DIRECTION ▸ Search the material below for the string "view" and list each line that holds it.

DATA EXTRACT ▸
>> BEGIN

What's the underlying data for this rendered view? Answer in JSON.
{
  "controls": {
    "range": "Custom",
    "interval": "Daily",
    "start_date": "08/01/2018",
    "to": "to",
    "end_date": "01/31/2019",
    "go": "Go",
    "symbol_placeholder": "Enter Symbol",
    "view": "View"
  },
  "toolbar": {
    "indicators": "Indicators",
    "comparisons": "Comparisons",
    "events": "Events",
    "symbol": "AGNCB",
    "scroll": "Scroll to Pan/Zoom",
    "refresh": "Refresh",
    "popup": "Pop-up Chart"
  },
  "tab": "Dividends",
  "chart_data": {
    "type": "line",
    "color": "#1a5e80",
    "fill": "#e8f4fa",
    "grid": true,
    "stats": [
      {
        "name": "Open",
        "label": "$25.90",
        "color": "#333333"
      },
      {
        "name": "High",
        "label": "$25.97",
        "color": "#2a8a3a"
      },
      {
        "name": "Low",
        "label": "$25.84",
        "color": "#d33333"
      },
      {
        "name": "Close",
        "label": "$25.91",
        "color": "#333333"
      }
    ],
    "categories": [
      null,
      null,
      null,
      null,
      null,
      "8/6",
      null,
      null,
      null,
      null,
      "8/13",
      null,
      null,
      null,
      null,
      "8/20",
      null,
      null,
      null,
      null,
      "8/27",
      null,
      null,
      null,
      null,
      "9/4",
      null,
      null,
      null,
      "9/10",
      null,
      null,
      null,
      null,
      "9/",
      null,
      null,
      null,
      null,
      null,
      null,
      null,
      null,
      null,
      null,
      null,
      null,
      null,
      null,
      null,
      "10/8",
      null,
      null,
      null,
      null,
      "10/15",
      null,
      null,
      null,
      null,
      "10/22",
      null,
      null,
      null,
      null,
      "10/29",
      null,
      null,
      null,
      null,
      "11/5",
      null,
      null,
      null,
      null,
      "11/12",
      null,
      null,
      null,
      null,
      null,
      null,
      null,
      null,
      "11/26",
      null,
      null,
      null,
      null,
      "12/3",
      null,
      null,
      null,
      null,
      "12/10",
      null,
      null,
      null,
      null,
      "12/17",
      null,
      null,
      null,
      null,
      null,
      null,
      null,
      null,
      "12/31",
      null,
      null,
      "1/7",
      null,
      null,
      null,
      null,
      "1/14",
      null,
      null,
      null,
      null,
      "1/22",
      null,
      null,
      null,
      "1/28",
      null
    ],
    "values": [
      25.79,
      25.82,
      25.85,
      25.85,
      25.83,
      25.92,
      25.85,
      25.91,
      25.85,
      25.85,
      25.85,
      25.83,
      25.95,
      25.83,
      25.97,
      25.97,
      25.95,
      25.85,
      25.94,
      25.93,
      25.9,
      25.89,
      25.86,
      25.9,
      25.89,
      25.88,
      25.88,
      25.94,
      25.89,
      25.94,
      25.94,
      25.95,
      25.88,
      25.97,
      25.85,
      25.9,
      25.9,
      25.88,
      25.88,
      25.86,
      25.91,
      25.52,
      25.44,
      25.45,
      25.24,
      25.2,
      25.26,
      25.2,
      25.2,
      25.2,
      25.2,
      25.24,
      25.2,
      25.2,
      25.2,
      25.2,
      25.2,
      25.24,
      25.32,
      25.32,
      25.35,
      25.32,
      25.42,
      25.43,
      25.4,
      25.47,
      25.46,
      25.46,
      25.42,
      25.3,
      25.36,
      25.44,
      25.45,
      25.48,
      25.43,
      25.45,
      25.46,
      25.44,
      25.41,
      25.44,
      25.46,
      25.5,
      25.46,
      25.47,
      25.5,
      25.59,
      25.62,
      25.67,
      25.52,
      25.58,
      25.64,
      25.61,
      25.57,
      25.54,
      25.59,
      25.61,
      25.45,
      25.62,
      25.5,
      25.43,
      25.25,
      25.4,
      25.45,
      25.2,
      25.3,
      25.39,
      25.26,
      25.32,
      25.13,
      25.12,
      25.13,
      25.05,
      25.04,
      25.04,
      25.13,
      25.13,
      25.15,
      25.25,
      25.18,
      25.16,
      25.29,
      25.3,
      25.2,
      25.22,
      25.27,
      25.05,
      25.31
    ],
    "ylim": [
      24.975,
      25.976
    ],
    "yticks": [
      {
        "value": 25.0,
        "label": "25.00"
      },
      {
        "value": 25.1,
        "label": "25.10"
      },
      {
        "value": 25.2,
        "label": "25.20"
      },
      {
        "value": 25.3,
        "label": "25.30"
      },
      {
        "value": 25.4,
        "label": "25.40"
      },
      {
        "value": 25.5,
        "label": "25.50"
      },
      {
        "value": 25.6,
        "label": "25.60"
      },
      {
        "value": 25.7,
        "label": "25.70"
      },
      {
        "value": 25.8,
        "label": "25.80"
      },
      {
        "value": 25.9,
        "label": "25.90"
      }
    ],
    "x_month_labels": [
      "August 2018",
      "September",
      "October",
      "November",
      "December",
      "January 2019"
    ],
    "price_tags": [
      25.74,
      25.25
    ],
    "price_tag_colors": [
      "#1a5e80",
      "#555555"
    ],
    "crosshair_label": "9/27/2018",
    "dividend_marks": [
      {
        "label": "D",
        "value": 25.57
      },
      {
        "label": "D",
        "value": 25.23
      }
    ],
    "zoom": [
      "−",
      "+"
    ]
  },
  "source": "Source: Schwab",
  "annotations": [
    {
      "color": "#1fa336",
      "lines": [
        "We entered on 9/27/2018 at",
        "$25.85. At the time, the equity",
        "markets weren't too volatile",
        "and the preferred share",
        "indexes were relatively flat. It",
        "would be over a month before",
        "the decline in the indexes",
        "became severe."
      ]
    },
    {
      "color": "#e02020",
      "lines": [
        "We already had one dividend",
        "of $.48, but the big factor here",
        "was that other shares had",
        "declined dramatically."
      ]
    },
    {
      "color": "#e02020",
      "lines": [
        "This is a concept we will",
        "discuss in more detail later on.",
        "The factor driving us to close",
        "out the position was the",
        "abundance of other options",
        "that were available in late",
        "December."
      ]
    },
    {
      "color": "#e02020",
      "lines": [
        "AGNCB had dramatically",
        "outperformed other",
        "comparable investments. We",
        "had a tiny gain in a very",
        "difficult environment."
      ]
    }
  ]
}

>> END

FINISHED TASK ▸
What's the underlying data for this rendered view? Answer in JSON.
    "view": "View"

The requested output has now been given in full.